Цель задания: Воспроизведите все записи ниже строка за строкой, ничего не меняя.

==================================================

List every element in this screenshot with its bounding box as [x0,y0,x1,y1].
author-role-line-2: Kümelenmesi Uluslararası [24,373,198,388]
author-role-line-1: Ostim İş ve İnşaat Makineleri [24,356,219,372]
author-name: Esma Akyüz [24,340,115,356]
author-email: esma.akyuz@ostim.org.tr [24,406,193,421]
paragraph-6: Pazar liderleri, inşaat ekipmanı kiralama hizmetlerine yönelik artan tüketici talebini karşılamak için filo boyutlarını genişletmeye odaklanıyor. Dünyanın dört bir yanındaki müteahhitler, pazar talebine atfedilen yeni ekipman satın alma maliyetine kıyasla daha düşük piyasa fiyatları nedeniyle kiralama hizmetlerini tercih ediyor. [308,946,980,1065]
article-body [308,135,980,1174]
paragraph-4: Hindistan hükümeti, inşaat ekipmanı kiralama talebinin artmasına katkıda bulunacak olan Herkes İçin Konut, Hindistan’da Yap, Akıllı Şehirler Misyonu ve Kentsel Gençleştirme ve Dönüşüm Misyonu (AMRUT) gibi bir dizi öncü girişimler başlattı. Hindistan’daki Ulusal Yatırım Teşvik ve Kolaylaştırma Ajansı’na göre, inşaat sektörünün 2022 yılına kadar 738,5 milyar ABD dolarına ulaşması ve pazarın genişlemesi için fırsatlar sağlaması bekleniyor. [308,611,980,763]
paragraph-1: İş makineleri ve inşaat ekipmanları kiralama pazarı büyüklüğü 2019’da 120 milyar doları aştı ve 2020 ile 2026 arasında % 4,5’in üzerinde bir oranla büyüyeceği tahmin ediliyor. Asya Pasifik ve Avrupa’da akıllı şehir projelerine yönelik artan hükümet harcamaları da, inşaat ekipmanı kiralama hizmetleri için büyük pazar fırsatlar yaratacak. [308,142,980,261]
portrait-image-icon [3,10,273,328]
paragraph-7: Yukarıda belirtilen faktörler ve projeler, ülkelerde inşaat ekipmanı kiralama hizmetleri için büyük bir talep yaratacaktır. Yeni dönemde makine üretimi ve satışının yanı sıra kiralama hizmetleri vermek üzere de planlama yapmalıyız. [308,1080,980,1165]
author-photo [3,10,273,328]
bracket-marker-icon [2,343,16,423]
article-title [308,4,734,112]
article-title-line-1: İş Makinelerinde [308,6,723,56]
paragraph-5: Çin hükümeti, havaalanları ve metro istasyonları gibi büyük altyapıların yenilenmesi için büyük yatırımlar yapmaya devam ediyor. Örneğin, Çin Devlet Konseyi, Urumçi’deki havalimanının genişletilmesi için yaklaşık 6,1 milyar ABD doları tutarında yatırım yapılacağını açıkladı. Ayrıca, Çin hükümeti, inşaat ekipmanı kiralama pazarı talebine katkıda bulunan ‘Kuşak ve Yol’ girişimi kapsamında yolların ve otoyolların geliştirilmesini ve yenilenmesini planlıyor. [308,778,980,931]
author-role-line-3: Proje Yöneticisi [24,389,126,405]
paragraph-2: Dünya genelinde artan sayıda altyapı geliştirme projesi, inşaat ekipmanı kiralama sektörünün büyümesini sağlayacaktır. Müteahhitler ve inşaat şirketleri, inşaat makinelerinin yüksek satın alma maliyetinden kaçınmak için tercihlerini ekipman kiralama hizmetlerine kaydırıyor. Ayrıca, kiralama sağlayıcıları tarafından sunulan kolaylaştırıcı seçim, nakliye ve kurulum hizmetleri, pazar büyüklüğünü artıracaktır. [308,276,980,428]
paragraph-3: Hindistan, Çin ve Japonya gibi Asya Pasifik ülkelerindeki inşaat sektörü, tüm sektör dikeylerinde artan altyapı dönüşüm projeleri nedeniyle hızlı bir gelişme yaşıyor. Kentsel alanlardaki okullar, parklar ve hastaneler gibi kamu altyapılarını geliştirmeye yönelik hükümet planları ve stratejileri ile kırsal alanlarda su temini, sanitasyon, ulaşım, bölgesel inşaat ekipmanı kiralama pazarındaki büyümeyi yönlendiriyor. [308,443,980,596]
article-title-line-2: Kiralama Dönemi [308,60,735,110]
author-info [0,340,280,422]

==================================================

Результат:
List every element in this screenshot with its bounding box as [x0,y0,x1,y1].
author-role-line-2: Kümelenmesi Uluslararası [24,373,198,388]
author-role-line-1: Ostim İş ve İnşaat Makineleri [24,356,219,372]
author-name: Esma Akyüz [24,340,115,356]
author-email: esma.akyuz@ostim.org.tr [24,406,193,421]
paragraph-6: Pazar liderleri, inşaat ekipmanı kiralama hizmetlerine yönelik artan tüketici talebini karşılamak için filo boyutlarını genişletmeye odaklanıyor. Dünyanın dört bir yanındaki müteahhitler, pazar talebine atfedilen yeni ekipman satın alma maliyetine kıyasla daha düşük piyasa fiyatları nedeniyle kiralama hizmetlerini tercih ediyor. [308,946,980,1065]
article-body [308,135,980,1174]
paragraph-4: Hindistan hükümeti, inşaat ekipmanı kiralama talebinin artmasına katkıda bulunacak olan Herkes İçin Konut, Hindistan’da Yap, Akıllı Şehirler Misyonu ve Kentsel Gençleştirme ve Dönüşüm Misyonu (AMRUT) gibi bir dizi öncü girişimler başlattı. Hindistan’daki Ulusal Yatırım Teşvik ve Kolaylaştırma Ajansı’na göre, inşaat sektörünün 2022 yılına kadar 738,5 milyar ABD dolarına ulaşması ve pazarın genişlemesi için fırsatlar sağlaması bekleniyor. [308,611,980,763]
paragraph-1: İş makineleri ve inşaat ekipmanları kiralama pazarı büyüklüğü 2019’da 120 milyar doları aştı ve 2020 ile 2026 arasında % 4,5’in üzerinde bir oranla büyüyeceği tahmin ediliyor. Asya Pasifik ve Avrupa’da akıllı şehir projelerine yönelik artan hükümet harcamaları da, inşaat ekipmanı kiralama hizmetleri için büyük pazar fırsatlar yaratacak. [308,142,980,261]
portrait-image-icon [3,10,273,328]
paragraph-7: Yukarıda belirtilen faktörler ve projeler, ülkelerde inşaat ekipmanı kiralama hizmetleri için büyük bir talep yaratacaktır. Yeni dönemde makine üretimi ve satışının yanı sıra kiralama hizmetleri vermek üzere de planlama yapmalıyız. [308,1080,980,1165]
author-photo [3,10,273,328]
bracket-marker-icon [2,343,16,423]
article-title [308,4,734,112]
article-title-line-1: İş Makinelerinde [308,6,723,56]
paragraph-5: Çin hükümeti, havaalanları ve metro istasyonları gibi büyük altyapıların yenilenmesi için büyük yatırımlar yapmaya devam ediyor. Örneğin, Çin Devlet Konseyi, Urumçi’deki havalimanının genişletilmesi için yaklaşık 6,1 milyar ABD doları tutarında yatırım yapılacağını açıkladı. Ayrıca, Çin hükümeti, inşaat ekipmanı kiralama pazarı talebine katkıda bulunan ‘Kuşak ve Yol’ girişimi kapsamında yolların ve otoyolların geliştirilmesini ve yenilenmesini planlıyor. [308,778,980,931]
author-role-line-3: Proje Yöneticisi [24,389,126,405]
paragraph-2: Dünya genelinde artan sayıda altyapı geliştirme projesi, inşaat ekipmanı kiralama sektörünün büyümesini sağlayacaktır. Müteahhitler ve inşaat şirketleri, inşaat makinelerinin yüksek satın alma maliyetinden kaçınmak için tercihlerini ekipman kiralama hizmetlerine kaydırıyor. Ayrıca, kiralama sağlayıcıları tarafından sunulan kolaylaştırıcı seçim, nakliye ve kurulum hizmetleri, pazar büyüklüğünü artıracaktır. [308,276,980,428]
paragraph-3: Hindistan, Çin ve Japonya gibi Asya Pasifik ülkelerindeki inşaat sektörü, tüm sektör dikeylerinde artan altyapı dönüşüm projeleri nedeniyle hızlı bir gelişme yaşıyor. Kentsel alanlardaki okullar, parklar ve hastaneler gibi kamu altyapılarını geliştirmeye yönelik hükümet planları ve stratejileri ile kırsal alanlarda su temini, sanitasyon, ulaşım, bölgesel inşaat ekipmanı kiralama pazarındaki büyümeyi yönlendiriyor. [308,443,980,596]
article-title-line-2: Kiralama Dönemi [308,60,735,110]
author-info [0,340,280,422]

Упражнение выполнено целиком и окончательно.